## Stored items
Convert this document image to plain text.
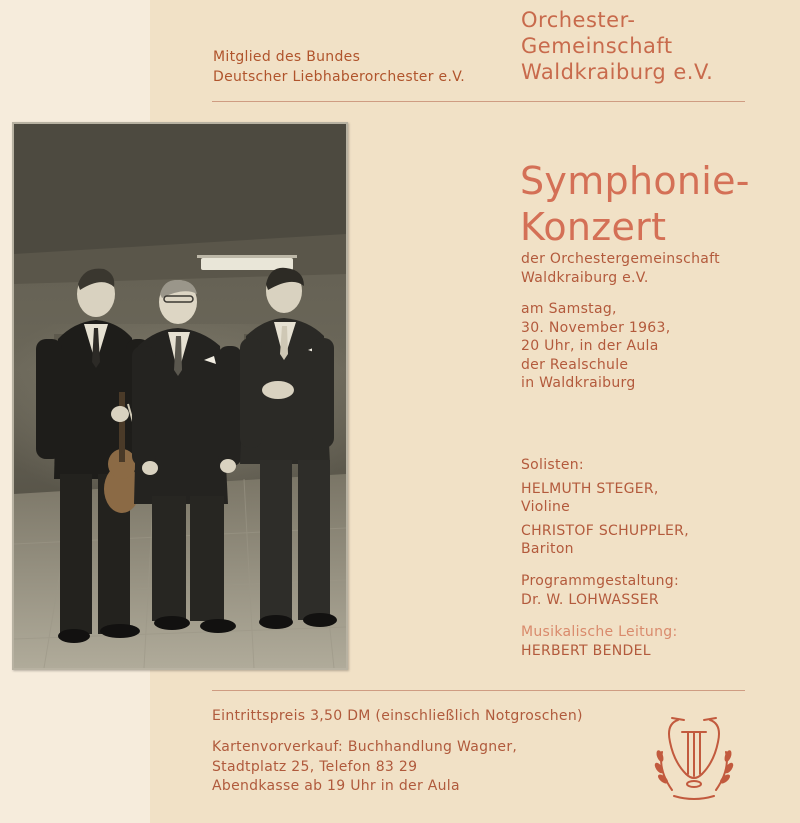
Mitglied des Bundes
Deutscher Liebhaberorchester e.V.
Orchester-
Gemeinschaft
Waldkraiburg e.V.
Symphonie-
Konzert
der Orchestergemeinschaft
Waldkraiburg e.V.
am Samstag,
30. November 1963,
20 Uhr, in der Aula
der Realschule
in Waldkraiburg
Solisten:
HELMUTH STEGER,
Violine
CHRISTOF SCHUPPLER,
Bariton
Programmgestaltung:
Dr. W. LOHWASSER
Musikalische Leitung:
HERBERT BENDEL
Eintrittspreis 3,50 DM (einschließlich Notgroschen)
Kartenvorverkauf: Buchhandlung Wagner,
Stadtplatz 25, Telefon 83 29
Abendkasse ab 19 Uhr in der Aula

--

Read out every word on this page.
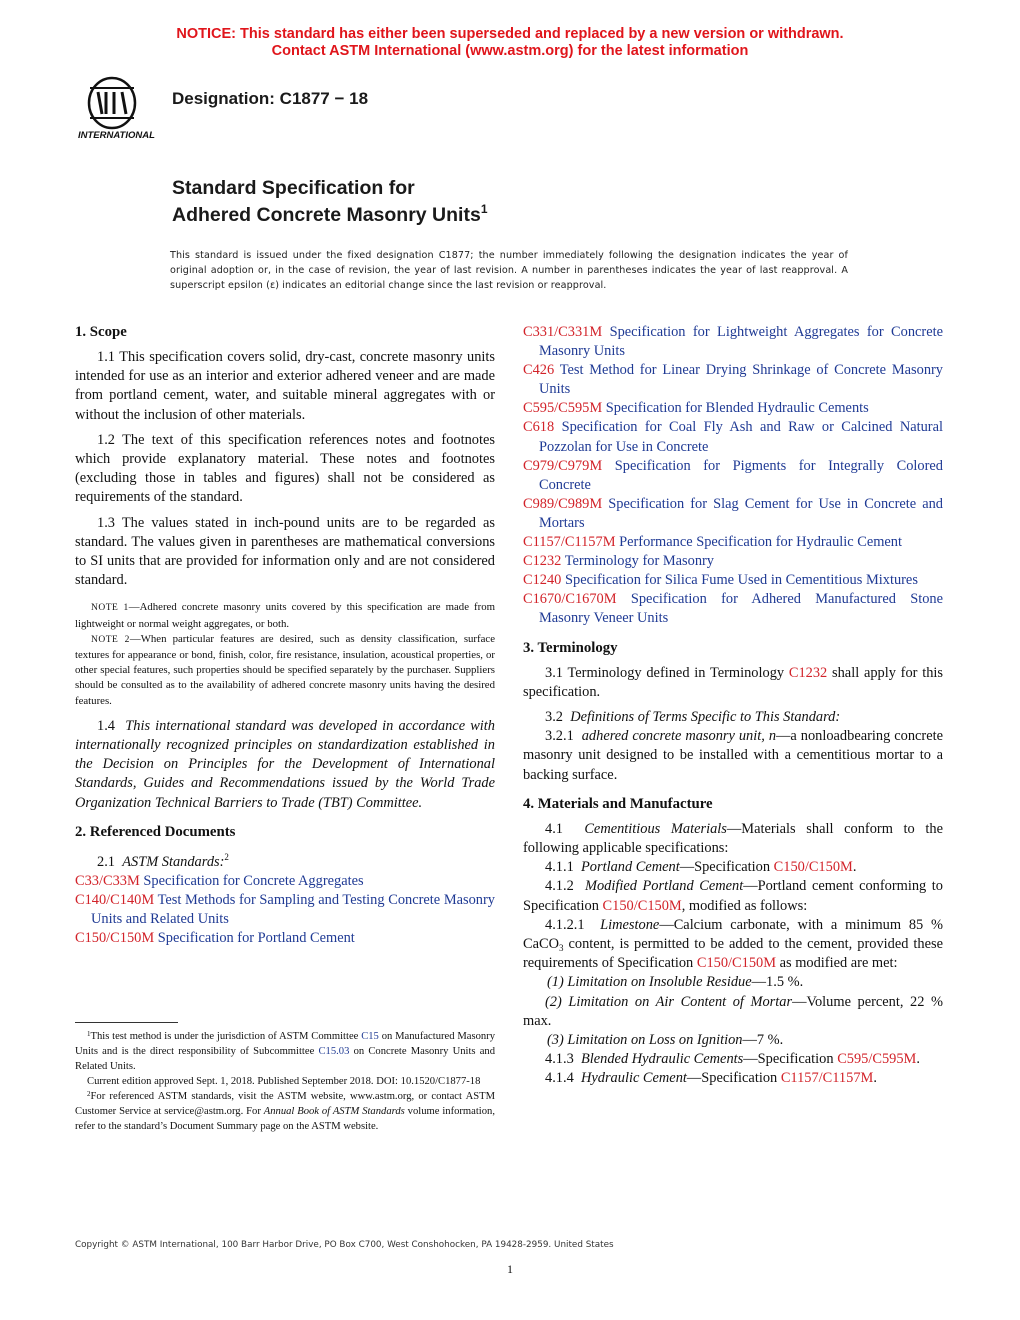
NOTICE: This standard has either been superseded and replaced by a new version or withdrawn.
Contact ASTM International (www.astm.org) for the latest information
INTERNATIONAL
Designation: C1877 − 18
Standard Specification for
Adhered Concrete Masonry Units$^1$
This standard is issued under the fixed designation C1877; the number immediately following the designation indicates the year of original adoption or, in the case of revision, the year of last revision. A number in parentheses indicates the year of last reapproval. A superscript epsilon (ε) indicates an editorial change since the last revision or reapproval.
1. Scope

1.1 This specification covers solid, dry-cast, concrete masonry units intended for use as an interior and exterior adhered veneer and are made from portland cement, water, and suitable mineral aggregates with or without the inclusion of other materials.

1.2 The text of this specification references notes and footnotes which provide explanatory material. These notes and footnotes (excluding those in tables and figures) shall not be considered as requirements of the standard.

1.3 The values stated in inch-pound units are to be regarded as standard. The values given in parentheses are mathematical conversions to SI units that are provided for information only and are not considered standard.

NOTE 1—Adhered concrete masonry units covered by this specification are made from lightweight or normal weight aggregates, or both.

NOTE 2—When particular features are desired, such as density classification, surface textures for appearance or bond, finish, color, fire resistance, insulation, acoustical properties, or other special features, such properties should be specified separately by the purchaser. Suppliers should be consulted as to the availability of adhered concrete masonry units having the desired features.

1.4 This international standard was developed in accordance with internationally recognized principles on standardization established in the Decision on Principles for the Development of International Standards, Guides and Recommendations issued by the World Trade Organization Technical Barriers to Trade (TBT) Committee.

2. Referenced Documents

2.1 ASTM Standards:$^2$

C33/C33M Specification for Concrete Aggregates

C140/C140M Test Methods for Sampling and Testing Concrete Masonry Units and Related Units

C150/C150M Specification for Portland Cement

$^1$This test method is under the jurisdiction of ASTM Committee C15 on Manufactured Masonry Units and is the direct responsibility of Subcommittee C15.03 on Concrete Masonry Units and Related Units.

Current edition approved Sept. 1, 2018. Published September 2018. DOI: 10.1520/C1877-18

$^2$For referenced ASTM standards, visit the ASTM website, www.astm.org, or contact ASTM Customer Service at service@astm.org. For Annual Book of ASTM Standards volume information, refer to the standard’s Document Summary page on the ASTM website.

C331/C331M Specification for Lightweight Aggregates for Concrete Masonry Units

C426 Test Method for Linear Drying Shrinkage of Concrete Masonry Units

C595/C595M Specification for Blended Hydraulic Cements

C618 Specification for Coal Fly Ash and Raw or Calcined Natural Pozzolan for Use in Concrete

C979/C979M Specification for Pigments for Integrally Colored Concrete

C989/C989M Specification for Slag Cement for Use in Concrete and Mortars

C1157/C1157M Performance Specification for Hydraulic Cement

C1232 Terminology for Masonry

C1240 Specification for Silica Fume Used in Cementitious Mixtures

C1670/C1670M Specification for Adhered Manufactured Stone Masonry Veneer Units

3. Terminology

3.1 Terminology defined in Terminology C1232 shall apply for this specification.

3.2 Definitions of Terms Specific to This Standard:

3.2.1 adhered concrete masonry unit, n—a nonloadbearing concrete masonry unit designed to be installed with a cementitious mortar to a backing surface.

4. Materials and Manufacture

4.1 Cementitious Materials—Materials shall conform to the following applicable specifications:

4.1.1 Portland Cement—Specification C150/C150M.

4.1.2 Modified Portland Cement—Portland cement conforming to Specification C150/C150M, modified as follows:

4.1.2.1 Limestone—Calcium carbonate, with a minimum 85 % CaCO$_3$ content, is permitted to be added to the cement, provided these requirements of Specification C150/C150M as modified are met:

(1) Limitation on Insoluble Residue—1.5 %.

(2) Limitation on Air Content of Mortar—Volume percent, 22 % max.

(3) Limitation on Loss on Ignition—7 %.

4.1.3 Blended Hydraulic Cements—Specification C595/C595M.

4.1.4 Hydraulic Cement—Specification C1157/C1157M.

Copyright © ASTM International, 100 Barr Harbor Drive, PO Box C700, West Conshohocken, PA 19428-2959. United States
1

## Set problem
Scan the material above. Copy each line that holds the word "Blended".

## Correct result
C595/C595M Specification for Blended Hydraulic Cements
4.1.3 Blended Hydraulic Cements—Specification C595/C595M.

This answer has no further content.